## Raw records
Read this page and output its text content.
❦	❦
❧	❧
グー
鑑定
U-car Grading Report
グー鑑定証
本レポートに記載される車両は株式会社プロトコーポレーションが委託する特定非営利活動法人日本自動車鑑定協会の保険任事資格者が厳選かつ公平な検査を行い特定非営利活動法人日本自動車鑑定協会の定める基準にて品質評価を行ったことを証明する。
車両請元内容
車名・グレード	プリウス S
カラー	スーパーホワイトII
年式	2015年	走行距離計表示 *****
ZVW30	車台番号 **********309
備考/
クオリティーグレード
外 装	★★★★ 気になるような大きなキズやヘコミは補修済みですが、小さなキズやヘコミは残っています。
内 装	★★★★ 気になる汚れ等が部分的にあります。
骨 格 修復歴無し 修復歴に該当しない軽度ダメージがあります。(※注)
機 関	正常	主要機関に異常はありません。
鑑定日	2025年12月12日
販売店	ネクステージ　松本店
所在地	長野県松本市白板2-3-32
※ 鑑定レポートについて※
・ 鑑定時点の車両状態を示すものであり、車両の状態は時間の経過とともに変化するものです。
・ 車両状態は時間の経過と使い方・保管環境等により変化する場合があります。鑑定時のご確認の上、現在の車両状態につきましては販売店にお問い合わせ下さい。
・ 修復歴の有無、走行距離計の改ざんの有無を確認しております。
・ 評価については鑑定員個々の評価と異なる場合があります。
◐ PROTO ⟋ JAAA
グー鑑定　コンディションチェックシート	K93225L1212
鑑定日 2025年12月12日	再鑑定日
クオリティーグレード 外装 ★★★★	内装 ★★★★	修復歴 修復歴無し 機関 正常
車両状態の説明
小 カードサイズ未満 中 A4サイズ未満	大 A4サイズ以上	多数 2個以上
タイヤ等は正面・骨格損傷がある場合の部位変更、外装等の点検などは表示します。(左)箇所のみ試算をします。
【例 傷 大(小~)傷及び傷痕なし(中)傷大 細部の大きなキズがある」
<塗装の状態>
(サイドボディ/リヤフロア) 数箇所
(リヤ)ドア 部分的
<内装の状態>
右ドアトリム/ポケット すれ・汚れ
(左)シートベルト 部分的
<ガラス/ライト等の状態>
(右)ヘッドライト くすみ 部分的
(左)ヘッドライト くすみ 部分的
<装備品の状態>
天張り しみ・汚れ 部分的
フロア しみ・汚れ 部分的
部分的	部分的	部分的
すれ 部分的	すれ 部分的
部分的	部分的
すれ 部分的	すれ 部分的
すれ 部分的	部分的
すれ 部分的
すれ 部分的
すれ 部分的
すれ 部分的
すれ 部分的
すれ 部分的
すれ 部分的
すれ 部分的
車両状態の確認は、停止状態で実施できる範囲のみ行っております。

## WHAT TO PRODUCE
Copy the records above exactly.

## FINISHED TASK
Read this page and output its text content.
❦	❦
❧	❧
グー
鑑定
U-car Grading Report
グー鑑定証
本レポートに記載される車両は株式会社プロトコーポレーションが委託する特定非営利活動法人日本自動車鑑定協会の保険任事資格者が厳選かつ公平な検査を行い特定非営利活動法人日本自動車鑑定協会の定める基準にて品質評価を行ったことを証明する。
車両請元内容
車名・グレード	プリウス S
カラー	スーパーホワイトII
年式	2015年	走行距離計表示 *****
ZVW30	車台番号 **********309
備考/
クオリティーグレード
外 装	★★★★ 気になるような大きなキズやヘコミは補修済みですが、小さなキズやヘコミは残っています。
内 装	★★★★ 気になる汚れ等が部分的にあります。
骨 格 修復歴無し 修復歴に該当しない軽度ダメージがあります。(※注)
機 関	正常	主要機関に異常はありません。
鑑定日	2025年12月12日
販売店	ネクステージ　松本店
所在地	長野県松本市白板2-3-32
※ 鑑定レポートについて※
・ 鑑定時点の車両状態を示すものであり、車両の状態は時間の経過とともに変化するものです。
・ 車両状態は時間の経過と使い方・保管環境等により変化する場合があります。鑑定時のご確認の上、現在の車両状態につきましては販売店にお問い合わせ下さい。
・ 修復歴の有無、走行距離計の改ざんの有無を確認しております。
・ 評価については鑑定員個々の評価と異なる場合があります。
◐ PROTO ⟋ JAAA
グー鑑定　コンディションチェックシート	K93225L1212
鑑定日 2025年12月12日	再鑑定日
クオリティーグレード 外装 ★★★★	内装 ★★★★	修復歴 修復歴無し 機関 正常
車両状態の説明
小 カードサイズ未満 中 A4サイズ未満	大 A4サイズ以上	多数 2個以上
タイヤ等は正面・骨格損傷がある場合の部位変更、外装等の点検などは表示します。(左)箇所のみ試算をします。
【例 傷 大(小~)傷及び傷痕なし(中)傷大 細部の大きなキズがある」
<塗装の状態>
(サイドボディ/リヤフロア) 数箇所
(リヤ)ドア 部分的
<内装の状態>
右ドアトリム/ポケット すれ・汚れ
(左)シートベルト 部分的
<ガラス/ライト等の状態>
(右)ヘッドライト くすみ 部分的
(左)ヘッドライト くすみ 部分的
<装備品の状態>
天張り しみ・汚れ 部分的
フロア しみ・汚れ 部分的
部分的	部分的	部分的
すれ 部分的	すれ 部分的
部分的	部分的
すれ 部分的	すれ 部分的
すれ 部分的	部分的
すれ 部分的
すれ 部分的
すれ 部分的
すれ 部分的
すれ 部分的
すれ 部分的
すれ 部分的
すれ 部分的
車両状態の確認は、停止状態で実施できる範囲のみ行っております。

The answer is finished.